Of all the lines here, how many include the string "icon"? Answer with the number only.

| Information shown |
+---+

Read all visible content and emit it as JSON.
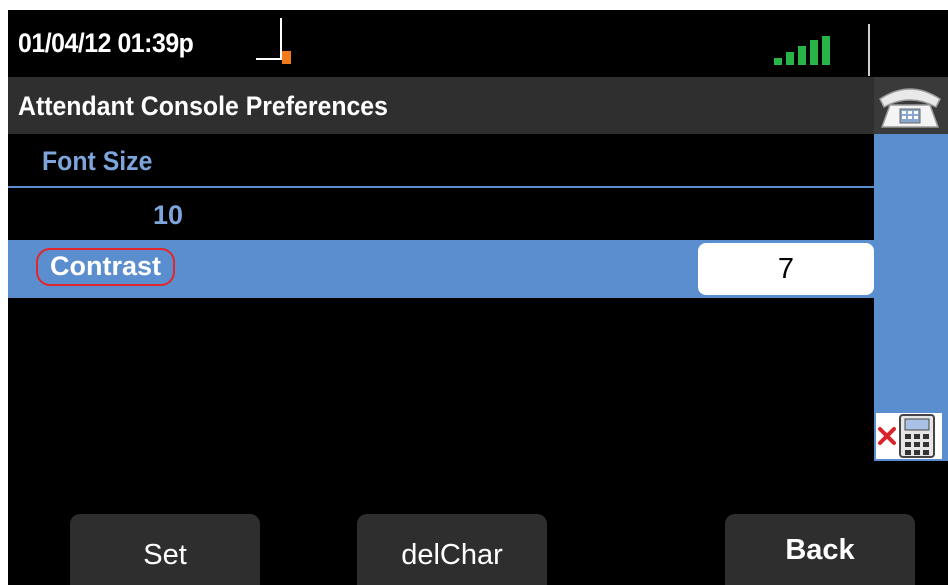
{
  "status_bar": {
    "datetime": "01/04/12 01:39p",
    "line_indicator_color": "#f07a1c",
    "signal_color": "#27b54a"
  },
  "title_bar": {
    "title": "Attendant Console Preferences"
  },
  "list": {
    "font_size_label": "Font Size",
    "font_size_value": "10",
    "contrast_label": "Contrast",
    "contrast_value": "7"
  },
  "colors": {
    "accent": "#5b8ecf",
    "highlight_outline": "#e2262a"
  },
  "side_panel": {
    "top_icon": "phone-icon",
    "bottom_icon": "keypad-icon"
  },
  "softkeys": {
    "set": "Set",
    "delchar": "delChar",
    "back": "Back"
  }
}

+---+

| Response below |
2